__PROBLEM DESCRIPTION__
Check each line of the records for "screenshot"; collect those that have it.

start LISTED ENTRIES

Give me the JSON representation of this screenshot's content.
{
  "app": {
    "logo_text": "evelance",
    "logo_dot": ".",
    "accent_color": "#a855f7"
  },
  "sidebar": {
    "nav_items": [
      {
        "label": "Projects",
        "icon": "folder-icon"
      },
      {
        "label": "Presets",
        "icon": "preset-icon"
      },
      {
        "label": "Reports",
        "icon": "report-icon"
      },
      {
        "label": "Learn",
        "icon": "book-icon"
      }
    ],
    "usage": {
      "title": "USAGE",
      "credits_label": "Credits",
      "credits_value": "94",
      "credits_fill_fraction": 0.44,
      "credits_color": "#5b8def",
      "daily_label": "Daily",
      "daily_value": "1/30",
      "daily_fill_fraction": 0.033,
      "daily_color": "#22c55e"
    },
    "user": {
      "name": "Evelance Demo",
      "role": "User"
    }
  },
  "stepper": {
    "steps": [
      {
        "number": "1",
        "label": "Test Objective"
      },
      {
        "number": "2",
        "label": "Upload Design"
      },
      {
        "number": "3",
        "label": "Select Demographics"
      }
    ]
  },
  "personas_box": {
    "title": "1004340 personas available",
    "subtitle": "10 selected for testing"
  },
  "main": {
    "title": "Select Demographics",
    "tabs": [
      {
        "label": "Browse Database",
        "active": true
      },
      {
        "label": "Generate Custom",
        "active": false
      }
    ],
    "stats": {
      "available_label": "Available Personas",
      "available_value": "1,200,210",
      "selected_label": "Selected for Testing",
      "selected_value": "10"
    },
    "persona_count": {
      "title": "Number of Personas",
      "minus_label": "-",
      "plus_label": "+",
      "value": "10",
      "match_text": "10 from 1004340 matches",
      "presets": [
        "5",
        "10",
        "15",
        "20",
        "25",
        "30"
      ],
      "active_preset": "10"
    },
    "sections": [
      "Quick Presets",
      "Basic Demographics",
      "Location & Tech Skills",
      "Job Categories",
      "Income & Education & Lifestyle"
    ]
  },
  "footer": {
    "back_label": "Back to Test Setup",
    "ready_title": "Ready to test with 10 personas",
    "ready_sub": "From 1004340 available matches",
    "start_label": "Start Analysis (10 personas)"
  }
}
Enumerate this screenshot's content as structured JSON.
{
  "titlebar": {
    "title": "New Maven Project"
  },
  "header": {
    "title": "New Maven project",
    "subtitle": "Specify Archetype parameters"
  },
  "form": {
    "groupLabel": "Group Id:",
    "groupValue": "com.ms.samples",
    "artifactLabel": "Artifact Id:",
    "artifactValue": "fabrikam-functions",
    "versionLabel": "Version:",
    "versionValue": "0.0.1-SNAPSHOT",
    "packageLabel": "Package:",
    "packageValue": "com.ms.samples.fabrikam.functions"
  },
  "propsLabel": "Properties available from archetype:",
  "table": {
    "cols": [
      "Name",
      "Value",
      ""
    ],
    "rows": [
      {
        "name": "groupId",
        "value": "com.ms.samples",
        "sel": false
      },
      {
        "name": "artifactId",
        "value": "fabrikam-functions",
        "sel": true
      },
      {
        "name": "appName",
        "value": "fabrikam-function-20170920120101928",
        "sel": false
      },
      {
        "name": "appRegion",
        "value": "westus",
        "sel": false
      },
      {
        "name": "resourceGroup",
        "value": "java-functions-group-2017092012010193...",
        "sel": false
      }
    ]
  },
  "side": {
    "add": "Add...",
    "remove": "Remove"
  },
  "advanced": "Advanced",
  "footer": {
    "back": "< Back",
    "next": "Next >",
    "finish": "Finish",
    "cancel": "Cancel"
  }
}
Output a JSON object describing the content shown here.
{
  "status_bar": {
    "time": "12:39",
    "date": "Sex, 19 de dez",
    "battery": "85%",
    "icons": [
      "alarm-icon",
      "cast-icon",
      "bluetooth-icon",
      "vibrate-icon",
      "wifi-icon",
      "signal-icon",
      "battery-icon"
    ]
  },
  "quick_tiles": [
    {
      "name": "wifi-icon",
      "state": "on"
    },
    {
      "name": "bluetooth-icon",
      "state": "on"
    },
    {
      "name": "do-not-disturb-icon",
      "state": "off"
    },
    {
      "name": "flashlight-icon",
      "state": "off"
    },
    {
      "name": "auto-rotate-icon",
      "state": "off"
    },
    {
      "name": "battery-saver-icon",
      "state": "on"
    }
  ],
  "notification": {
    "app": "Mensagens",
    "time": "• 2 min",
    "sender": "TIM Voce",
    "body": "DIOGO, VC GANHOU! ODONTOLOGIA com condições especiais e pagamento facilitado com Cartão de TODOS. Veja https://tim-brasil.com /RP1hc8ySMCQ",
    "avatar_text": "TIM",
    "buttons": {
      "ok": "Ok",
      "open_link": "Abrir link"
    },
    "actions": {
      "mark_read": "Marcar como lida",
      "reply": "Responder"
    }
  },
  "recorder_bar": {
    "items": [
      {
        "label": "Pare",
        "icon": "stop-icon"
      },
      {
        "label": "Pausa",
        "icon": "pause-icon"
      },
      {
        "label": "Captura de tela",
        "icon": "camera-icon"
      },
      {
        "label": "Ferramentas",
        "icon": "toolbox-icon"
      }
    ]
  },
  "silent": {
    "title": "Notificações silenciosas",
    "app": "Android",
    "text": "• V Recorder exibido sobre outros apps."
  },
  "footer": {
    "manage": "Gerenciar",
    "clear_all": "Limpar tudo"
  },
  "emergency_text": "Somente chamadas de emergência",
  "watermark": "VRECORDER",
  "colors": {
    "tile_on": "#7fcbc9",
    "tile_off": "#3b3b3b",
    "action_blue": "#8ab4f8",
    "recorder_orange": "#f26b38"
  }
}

end LISTED ENTRIES

__THE SOLUTION__
Give me the JSON representation of this screenshot's content.
Enumerate this screenshot's content as structured JSON.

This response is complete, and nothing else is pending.